### Given exercise
Locate all lines with the word "this". Copy them.

### Listed records
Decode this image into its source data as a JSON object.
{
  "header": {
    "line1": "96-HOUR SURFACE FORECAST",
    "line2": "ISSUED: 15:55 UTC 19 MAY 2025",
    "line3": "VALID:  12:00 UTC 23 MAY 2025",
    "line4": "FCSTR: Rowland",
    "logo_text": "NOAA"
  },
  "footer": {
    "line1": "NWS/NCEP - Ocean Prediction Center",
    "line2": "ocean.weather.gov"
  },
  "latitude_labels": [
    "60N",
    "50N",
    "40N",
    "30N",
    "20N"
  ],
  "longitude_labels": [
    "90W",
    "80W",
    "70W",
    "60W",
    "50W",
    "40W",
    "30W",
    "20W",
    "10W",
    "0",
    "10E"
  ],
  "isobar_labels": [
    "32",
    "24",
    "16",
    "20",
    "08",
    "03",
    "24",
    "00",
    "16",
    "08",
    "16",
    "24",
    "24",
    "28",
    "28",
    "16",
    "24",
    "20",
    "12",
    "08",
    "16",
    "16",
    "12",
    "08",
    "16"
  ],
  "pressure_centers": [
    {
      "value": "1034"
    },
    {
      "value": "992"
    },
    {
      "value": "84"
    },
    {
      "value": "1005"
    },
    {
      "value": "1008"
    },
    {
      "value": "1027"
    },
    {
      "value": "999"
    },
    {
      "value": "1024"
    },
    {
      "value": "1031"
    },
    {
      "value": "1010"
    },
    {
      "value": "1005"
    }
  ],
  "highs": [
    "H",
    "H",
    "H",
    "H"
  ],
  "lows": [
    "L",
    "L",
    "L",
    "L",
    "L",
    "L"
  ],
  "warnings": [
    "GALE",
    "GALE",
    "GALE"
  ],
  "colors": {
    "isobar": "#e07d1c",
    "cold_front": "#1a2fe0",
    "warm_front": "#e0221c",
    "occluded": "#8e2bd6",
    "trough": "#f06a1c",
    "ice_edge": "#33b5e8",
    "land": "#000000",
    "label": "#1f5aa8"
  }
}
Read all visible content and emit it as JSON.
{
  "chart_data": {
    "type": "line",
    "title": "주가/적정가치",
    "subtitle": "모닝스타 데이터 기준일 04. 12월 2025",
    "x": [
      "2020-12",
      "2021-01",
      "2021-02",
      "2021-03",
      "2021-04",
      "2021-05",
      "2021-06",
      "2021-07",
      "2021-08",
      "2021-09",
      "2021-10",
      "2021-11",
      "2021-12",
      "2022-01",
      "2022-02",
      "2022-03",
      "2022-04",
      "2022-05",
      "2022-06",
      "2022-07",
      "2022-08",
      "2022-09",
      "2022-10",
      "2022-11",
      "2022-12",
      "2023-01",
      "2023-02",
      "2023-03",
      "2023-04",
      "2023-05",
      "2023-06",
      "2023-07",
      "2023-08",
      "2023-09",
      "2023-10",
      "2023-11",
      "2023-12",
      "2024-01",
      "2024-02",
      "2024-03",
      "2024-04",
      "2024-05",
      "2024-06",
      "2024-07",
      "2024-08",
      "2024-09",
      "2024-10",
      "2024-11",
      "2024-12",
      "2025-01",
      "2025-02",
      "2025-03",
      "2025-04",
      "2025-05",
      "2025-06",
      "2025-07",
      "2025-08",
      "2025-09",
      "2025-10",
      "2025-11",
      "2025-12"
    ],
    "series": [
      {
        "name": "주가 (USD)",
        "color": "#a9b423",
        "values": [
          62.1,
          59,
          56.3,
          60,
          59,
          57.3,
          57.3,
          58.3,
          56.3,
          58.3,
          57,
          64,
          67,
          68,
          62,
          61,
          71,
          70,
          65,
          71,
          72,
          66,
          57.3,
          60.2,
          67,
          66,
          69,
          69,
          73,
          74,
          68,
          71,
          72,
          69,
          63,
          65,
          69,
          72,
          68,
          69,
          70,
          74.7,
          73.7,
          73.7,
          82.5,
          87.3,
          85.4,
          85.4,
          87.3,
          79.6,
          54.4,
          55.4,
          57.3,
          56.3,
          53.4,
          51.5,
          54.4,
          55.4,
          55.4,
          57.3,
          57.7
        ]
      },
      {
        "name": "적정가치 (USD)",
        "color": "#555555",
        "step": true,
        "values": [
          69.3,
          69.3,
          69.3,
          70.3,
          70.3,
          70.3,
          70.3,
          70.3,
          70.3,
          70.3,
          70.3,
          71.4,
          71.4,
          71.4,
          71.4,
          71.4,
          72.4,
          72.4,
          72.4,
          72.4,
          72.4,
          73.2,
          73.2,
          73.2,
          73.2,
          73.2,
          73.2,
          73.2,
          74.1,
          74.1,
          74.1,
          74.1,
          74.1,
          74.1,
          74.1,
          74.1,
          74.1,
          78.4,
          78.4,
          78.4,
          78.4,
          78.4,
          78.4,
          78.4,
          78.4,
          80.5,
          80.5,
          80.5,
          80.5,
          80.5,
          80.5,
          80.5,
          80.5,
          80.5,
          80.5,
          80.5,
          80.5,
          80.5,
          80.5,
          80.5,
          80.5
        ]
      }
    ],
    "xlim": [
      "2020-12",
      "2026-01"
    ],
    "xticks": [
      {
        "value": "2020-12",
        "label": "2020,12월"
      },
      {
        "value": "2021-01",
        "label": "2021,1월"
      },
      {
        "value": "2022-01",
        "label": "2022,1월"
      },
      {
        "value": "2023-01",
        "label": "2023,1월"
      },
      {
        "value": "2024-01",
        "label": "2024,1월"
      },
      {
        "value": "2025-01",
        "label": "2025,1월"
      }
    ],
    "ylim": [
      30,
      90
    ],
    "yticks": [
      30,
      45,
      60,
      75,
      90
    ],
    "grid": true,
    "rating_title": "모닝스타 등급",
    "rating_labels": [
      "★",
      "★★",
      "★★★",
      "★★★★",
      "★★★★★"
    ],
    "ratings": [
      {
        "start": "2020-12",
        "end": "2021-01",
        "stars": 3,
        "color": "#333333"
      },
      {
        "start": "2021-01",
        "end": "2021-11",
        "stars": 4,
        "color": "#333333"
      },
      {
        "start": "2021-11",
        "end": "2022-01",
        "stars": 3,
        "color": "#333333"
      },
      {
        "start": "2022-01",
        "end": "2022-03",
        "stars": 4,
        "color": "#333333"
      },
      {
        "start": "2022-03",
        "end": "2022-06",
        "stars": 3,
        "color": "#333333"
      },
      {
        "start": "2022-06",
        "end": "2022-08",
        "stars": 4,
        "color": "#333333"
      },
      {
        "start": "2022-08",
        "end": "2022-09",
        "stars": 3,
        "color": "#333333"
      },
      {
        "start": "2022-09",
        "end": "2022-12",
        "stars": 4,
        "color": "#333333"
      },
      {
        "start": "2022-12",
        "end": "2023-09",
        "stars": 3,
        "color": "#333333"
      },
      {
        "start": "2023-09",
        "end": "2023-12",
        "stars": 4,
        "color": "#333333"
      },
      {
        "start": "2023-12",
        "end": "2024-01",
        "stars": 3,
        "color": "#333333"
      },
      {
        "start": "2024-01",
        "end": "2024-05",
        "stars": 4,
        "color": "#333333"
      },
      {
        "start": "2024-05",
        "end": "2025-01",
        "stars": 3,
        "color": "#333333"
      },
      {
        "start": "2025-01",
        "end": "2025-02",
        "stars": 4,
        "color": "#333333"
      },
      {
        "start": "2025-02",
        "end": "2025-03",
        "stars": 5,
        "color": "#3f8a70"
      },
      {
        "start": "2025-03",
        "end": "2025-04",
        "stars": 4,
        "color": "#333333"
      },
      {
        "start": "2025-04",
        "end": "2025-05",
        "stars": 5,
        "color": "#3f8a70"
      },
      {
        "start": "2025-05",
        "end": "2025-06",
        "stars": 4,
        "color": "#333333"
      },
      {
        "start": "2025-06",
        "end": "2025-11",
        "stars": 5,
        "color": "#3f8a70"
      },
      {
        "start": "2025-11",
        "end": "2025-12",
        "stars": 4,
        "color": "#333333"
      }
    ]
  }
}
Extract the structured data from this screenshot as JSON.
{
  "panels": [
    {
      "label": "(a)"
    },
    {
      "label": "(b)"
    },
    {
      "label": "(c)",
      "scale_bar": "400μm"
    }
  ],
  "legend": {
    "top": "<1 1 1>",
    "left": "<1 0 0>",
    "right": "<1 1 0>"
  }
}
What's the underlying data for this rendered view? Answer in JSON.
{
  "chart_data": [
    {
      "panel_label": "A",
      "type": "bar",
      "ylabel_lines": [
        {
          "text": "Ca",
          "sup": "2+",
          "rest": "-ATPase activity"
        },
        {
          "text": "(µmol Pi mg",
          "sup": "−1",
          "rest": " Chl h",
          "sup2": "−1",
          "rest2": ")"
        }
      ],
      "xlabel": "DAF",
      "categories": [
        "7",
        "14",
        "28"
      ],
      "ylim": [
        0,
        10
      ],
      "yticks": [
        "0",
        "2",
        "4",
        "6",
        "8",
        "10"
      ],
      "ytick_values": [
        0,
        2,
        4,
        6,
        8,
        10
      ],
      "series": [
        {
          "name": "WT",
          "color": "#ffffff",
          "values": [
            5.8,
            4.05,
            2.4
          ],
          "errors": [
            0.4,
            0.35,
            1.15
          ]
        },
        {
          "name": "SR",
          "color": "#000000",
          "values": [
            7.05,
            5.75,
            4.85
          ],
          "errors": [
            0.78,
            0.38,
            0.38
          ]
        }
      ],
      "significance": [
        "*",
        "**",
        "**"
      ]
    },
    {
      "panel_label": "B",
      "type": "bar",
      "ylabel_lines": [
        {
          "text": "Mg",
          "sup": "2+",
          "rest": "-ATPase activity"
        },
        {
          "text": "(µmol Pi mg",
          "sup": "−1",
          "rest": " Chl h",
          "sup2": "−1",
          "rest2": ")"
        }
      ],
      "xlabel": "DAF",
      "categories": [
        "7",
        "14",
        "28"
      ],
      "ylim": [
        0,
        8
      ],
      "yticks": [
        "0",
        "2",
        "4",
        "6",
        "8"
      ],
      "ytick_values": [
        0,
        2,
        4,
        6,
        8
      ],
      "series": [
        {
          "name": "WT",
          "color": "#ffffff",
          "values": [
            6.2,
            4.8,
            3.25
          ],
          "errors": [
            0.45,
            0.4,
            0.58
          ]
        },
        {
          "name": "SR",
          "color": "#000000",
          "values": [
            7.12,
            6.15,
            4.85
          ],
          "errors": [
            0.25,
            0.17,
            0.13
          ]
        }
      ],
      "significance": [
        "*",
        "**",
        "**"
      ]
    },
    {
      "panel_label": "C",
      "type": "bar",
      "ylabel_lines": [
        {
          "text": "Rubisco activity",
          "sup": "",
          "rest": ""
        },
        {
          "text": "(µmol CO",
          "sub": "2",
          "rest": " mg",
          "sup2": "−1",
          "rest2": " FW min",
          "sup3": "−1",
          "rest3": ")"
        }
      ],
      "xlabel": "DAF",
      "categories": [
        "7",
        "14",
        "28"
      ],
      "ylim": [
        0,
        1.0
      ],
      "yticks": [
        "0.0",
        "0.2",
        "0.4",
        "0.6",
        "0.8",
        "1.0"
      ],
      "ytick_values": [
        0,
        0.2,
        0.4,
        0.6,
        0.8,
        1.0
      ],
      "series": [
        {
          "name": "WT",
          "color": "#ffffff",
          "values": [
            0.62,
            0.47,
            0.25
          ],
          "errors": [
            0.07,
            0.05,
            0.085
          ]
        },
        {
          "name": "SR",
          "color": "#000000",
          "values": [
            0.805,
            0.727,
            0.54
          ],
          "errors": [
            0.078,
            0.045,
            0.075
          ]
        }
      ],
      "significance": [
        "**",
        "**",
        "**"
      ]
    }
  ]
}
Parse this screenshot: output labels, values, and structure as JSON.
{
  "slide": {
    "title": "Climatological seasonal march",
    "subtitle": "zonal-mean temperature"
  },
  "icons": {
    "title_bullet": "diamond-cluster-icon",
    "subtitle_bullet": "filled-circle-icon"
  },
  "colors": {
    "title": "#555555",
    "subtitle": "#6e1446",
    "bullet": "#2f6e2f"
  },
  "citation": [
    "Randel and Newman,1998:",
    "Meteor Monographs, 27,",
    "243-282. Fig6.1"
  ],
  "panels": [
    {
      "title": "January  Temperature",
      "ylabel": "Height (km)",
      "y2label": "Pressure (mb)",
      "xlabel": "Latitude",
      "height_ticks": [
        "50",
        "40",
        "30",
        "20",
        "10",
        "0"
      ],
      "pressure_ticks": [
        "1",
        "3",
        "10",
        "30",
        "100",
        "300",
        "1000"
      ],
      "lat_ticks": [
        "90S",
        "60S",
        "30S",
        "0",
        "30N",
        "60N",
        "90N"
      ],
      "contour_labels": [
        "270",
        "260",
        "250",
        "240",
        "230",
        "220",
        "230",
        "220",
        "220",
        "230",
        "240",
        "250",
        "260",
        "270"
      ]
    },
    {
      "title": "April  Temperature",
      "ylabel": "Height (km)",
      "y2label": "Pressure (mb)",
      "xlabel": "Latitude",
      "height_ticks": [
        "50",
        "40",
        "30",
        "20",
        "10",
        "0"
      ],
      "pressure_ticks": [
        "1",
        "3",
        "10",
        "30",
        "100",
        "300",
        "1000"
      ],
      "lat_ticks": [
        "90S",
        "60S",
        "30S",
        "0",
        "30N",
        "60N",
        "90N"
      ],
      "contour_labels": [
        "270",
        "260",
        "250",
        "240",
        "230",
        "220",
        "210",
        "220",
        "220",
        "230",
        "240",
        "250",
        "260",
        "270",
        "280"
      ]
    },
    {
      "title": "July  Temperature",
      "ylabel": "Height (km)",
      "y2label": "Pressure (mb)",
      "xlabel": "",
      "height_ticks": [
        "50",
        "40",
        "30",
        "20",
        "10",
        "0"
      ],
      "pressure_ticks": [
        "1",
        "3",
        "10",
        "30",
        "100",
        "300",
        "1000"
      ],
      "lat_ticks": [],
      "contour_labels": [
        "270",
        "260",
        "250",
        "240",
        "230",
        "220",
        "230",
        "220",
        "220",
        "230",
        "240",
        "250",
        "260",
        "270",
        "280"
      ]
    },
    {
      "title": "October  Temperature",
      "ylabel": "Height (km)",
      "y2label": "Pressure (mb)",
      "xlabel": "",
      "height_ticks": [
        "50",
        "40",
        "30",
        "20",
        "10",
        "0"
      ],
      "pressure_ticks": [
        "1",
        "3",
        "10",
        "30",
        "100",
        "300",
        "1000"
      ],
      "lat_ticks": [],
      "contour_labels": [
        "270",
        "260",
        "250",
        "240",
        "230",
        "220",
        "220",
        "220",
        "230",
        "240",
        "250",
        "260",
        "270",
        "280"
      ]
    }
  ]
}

### The solution
Decode this image into its source data as a JSON object.
Extract the structured data from this screenshot as JSON.
What's the underlying data for this rendered view? Answer in JSON.
Parse this screenshot: output labels, values, and structure as JSON.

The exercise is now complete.